──────── Text provided ────────

SebastianZ: Reporter of the issue related to this is one of the Firebug contributors

SebastianZ: Wrt animations, good idea to allow users to get some control over the animations

SebastianZ: Presented solutions are not necessarily exclusive

SebastianZ: One thing I was missing in the presentation was the idea of having a param for the url() functions to control it

SebastianZ: e.g. to extract one frame from the image

lea: Mdia fragments are about getting a subresource

lea: extracting one frame might be seen as that, but playback control isn't

lea: Also, media frags isn't under charter atm...

emilio: I see a lot less problems with the video approach

emilio: Making that apply to the CSS images is a bit more complicated

emilio: wrt pseudos, e.g. adding ::overlay would be OK if you only do for HTML images, not CSS images

emilio: ...

──────── Provided data ────────

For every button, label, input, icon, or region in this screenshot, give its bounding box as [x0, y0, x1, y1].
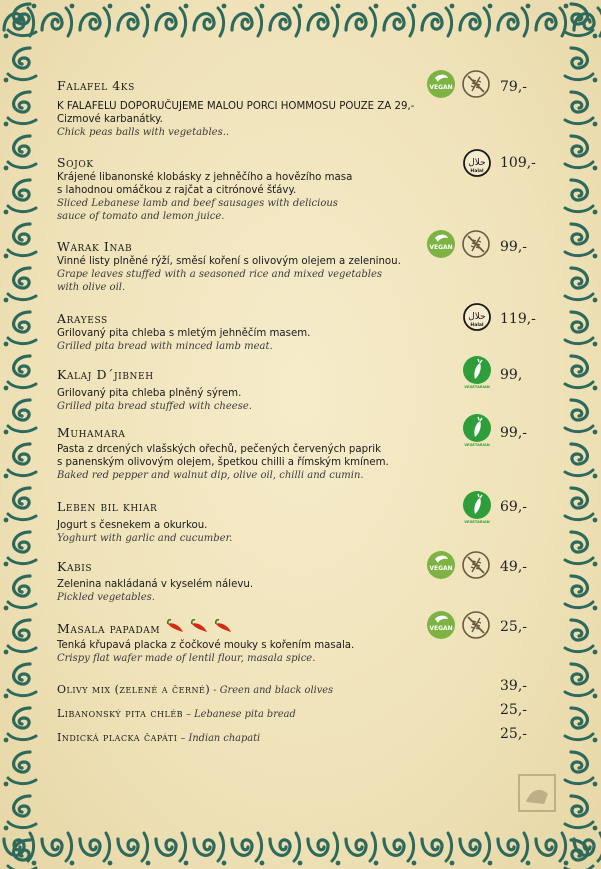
item-english: Grilled pita bread with minced lamb meat. [57, 341, 273, 352]
item-english: with olive oil. [57, 282, 126, 293]
vegetarian-icon [462, 490, 492, 524]
extra-english: – Indian chapati [177, 733, 261, 744]
right-ornament-border [557, 0, 601, 869]
item-title: Falafel 4ks [57, 78, 135, 93]
svg-text:Halal: Halal [470, 169, 484, 174]
svg-text:حلال: حلال [468, 312, 486, 322]
vegan-icon [426, 550, 456, 580]
gluten-free-icon [461, 610, 491, 640]
gluten-free-icon [461, 69, 491, 99]
extra-english: - Green and black olives [210, 685, 334, 696]
extra-title: Olivy mix (zelené a černé) [57, 683, 211, 696]
item-description: Zelenina nakládaná v kyselém nálevu. [57, 579, 254, 590]
left-ornament-border [0, 0, 44, 869]
svg-text:VEGETARIAN: VEGETARIAN [464, 520, 490, 524]
svg-text:VEGAN: VEGAN [429, 625, 453, 632]
item-english: Grilled pita bread stuffed with cheese. [57, 401, 252, 412]
item-title: Muhamara [57, 425, 126, 440]
extra-price: 25,- [500, 726, 527, 742]
item-title: Sojok [57, 155, 94, 170]
extra-price: 39,- [500, 678, 527, 694]
item-price: 25,- [500, 619, 527, 635]
item-price: 119,- [500, 311, 536, 327]
vegan-icon [426, 229, 456, 259]
item-note: K FALAFELU DOPORUČUJEME MALOU PORCI HOMMOSU POUZE ZA 29,- [57, 101, 415, 112]
item-price: 109,- [500, 155, 536, 171]
extra-item-pita [57, 702, 497, 721]
halal-icon [462, 148, 492, 178]
item-price: 99,- [500, 425, 527, 441]
item-description: s panenským olivovým olejem, špetkou chilli a římským kmínem. [57, 457, 389, 468]
chilli-pepper-icon [216, 620, 231, 632]
item-title: Warak Inab [57, 239, 133, 254]
top-ornament-border [0, 0, 601, 44]
item-description: Jogurt s česnekem a okurkou. [57, 520, 208, 531]
extra-title: Indická placka čapáti [57, 731, 178, 744]
menu-item-leben-bil-khiar [57, 499, 497, 545]
item-title: Arayess [57, 311, 108, 326]
gluten-free-icon [461, 229, 491, 259]
bottom-ornament-border [0, 825, 601, 869]
extra-title: Libanonský pita chléb [57, 707, 184, 720]
svg-text:VEGAN: VEGAN [429, 565, 453, 572]
item-title: Leben bil khiar [57, 499, 158, 514]
item-description: Cizmové karbanátky. [57, 114, 163, 125]
extra-price: 25,- [500, 702, 527, 718]
item-english: Pickled vegetables. [57, 592, 155, 603]
chilli-pepper-icon [168, 620, 183, 632]
vegetarian-icon [462, 413, 492, 447]
menu-item-sojok [57, 155, 497, 223]
item-description: Vinné listy plněné rýží, směsí koření s olivovým olejem a zeleninou. [57, 256, 401, 267]
svg-text:حلال: حلال [468, 158, 486, 168]
item-description: Krájené libanonské klobásky z jehněčího a hovězího masa [57, 172, 353, 183]
svg-text:VEGAN: VEGAN [429, 84, 453, 91]
vegetarian-icon [462, 355, 492, 389]
item-english: Chick peas balls with vegetables.. [57, 127, 230, 138]
item-price: 99, [500, 367, 523, 383]
extra-item-olives [57, 678, 497, 697]
gluten-free-icon [461, 550, 491, 580]
extra-item-chapati [57, 726, 497, 745]
item-english: Yoghurt with garlic and cucumber. [57, 533, 233, 544]
item-english: Grape leaves stuffed with a seasoned rice and mixed vegetables [57, 269, 382, 280]
svg-text:VEGETARIAN: VEGETARIAN [464, 385, 490, 389]
chilli-pepper-icon [192, 620, 207, 632]
item-english: Baked red pepper and walnut dip, olive oil, chilli and cumin. [57, 470, 364, 481]
item-description: Grilovaný pita chleba plněný sýrem. [57, 388, 242, 399]
item-price: 99,- [500, 239, 527, 255]
svg-text:VEGETARIAN: VEGETARIAN [464, 443, 490, 447]
faded-stamp-icon [516, 772, 558, 814]
vegan-icon [426, 610, 456, 640]
item-description: Tenká křupavá placka z čočkové mouky s kořením masala. [57, 640, 355, 651]
item-price: 79,- [500, 79, 527, 95]
svg-text:Halal: Halal [470, 323, 484, 328]
halal-icon [462, 302, 492, 332]
item-title-text: Masala papadam [57, 621, 161, 636]
item-english: Crispy flat wafer made of lentil flour, masala spice. [57, 653, 316, 664]
item-title: Kalaj D´jibneh [57, 367, 154, 382]
item-description: Pasta z drcených vlašských ořechů, pečených červených paprik [57, 444, 382, 455]
item-english: Sliced Lebanese lamb and beef sausages with delicious [57, 198, 338, 209]
menu-item-muhamara [57, 425, 497, 482]
item-title: Kabis [57, 559, 93, 574]
item-english: sauce of tomato and lemon juice. [57, 211, 225, 222]
menu-item-kalaj-djibneh [57, 367, 497, 413]
svg-text:VEGAN: VEGAN [429, 244, 453, 251]
item-description: s lahodnou omáčkou z rajčat a citrónové šťávy. [57, 185, 297, 196]
item-price: 49,- [500, 559, 527, 575]
extra-english: – Lebanese pita bread [183, 709, 296, 720]
item-price: 69,- [500, 499, 527, 515]
vegan-icon [426, 69, 456, 99]
chilli-pepper-icons [165, 618, 235, 636]
item-description: Grilovaný pita chleba s mletým jehněčím masem. [57, 328, 311, 339]
menu-item-arayess [57, 311, 497, 353]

────────

> **Tasks for this exercise**
**a)** Retype the stretch of the meeting notes from "lea: Also, media" through "emilio: ...".
**b)** Lay out the stretch of the records from the line containing "item-english: Grilled pita bread with" through the line containing "gluten-free-icon [461, 229, 491, 259]", both included, as a numbered list with blank lines left out.
The meeting notes and the records come from separate, unrelated sources.

> **Results by task**
**a)**
lea: Also, media frags isn't under charter atm...

emilio: I see a lot less problems with the video approach

emilio: Making that apply to the CSS images is a bit more complicated

emilio: wrt pseudos, e.g. adding ::overlay would be OK if you only do for HTML images, not CSS images

emilio: ...

**b)**
1. item-english: Grilled pita bread with minced lamb meat. [57, 341, 273, 352]
2. item-english: with olive oil. [57, 282, 126, 293]
3. vegetarian-icon [462, 490, 492, 524]
4. extra-english: – Indian chapati [177, 733, 261, 744]
5. right-ornament-border [557, 0, 601, 869]
6. item-title: Falafel 4ks [57, 78, 135, 93]
7. svg-text:Halal: Halal [470, 169, 484, 174]
8. svg-text:حلال: حلال [468, 312, 486, 322]
9. vegan-icon [426, 550, 456, 580]
10. gluten-free-icon [461, 610, 491, 640]
11. gluten-free-icon [461, 69, 491, 99]
12. extra-english: - Green and black olives [210, 685, 334, 696]
13. extra-title: Olivy mix (zelené a černé) [57, 683, 211, 696]
14. item-description: Zelenina nakládaná v kyselém nálevu. [57, 579, 254, 590]
15. left-ornament-border [0, 0, 44, 869]
16. svg-text:VEGETARIAN: VEGETARIAN [464, 520, 490, 524]
17. svg-text:VEGAN: VEGAN [429, 625, 453, 632]
18. item-english: Grilled pita bread stuffed with cheese. [57, 401, 252, 412]
19. item-title: Muhamara [57, 425, 126, 440]
20. extra-price: 25,- [500, 726, 527, 742]
21. item-title: Sojok [57, 155, 94, 170]
22. extra-price: 39,- [500, 678, 527, 694]
23. item-price: 25,- [500, 619, 527, 635]
24. item-price: 119,- [500, 311, 536, 327]
25. vegan-icon [426, 229, 456, 259]
26. item-note: K FALAFELU DOPORUČUJEME MALOU PORCI HOMMOSU POUZE ZA 29,- [57, 101, 415, 112]
27. item-price: 109,- [500, 155, 536, 171]
28. extra-item-pita [57, 702, 497, 721]
29. halal-icon [462, 148, 492, 178]
30. item-price: 99,- [500, 425, 527, 441]
31. item-description: s panenským olivovým olejem, špetkou chilli a římským kmínem. [57, 457, 389, 468]
32. chilli-pepper-icon [216, 620, 231, 632]
33. item-title: Warak Inab [57, 239, 133, 254]
34. top-ornament-border [0, 0, 601, 44]
35. item-description: Jogurt s česnekem a okurkou. [57, 520, 208, 531]
36. extra-title: Indická placka čapáti [57, 731, 178, 744]
37. menu-item-leben-bil-khiar [57, 499, 497, 545]
38. item-title: Arayess [57, 311, 108, 326]
39. gluten-free-icon [461, 229, 491, 259]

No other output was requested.